• **WORK TO COMPLETE**
Give the count of lines that include the string "products". Add nothing to it.

== RECORDS TO USE ==

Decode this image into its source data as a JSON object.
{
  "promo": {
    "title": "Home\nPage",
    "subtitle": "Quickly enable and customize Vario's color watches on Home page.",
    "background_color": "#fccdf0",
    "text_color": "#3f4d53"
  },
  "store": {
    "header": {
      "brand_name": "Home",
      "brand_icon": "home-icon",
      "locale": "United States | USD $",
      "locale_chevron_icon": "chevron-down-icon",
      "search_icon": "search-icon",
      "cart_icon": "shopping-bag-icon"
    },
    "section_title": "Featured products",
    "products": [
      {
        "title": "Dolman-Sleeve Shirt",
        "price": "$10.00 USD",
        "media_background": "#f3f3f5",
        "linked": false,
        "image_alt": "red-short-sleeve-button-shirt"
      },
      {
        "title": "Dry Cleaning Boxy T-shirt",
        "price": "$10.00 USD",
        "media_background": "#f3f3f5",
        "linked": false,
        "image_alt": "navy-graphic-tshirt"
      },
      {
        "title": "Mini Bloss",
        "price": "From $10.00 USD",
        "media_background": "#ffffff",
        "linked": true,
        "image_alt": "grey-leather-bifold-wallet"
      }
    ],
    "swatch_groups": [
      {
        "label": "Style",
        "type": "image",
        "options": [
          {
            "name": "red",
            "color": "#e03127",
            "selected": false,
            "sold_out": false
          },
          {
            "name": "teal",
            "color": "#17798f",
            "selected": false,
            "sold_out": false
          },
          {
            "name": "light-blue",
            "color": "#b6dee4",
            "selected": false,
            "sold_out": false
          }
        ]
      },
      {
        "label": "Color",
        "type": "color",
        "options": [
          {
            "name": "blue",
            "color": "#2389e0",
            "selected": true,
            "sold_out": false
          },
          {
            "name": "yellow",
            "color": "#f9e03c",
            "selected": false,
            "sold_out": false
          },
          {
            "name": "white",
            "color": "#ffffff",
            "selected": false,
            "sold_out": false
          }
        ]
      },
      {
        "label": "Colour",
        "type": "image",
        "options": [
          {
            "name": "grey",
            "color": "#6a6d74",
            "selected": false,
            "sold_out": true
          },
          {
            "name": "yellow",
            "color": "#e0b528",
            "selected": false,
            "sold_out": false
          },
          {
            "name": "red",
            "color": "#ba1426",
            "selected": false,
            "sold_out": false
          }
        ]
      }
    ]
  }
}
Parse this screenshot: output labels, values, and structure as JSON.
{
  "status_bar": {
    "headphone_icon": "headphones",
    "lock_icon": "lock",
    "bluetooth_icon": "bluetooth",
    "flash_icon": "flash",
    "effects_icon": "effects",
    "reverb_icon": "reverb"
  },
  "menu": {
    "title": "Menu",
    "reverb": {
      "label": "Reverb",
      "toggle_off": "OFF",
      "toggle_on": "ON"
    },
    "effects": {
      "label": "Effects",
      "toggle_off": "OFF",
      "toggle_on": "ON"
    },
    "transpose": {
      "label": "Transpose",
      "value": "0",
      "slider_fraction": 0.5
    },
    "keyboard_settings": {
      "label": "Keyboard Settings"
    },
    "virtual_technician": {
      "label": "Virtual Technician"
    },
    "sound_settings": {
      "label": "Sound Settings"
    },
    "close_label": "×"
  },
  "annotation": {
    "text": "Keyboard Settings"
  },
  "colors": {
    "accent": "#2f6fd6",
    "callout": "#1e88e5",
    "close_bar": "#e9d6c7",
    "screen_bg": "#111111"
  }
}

===

• **THE ANSWER**
2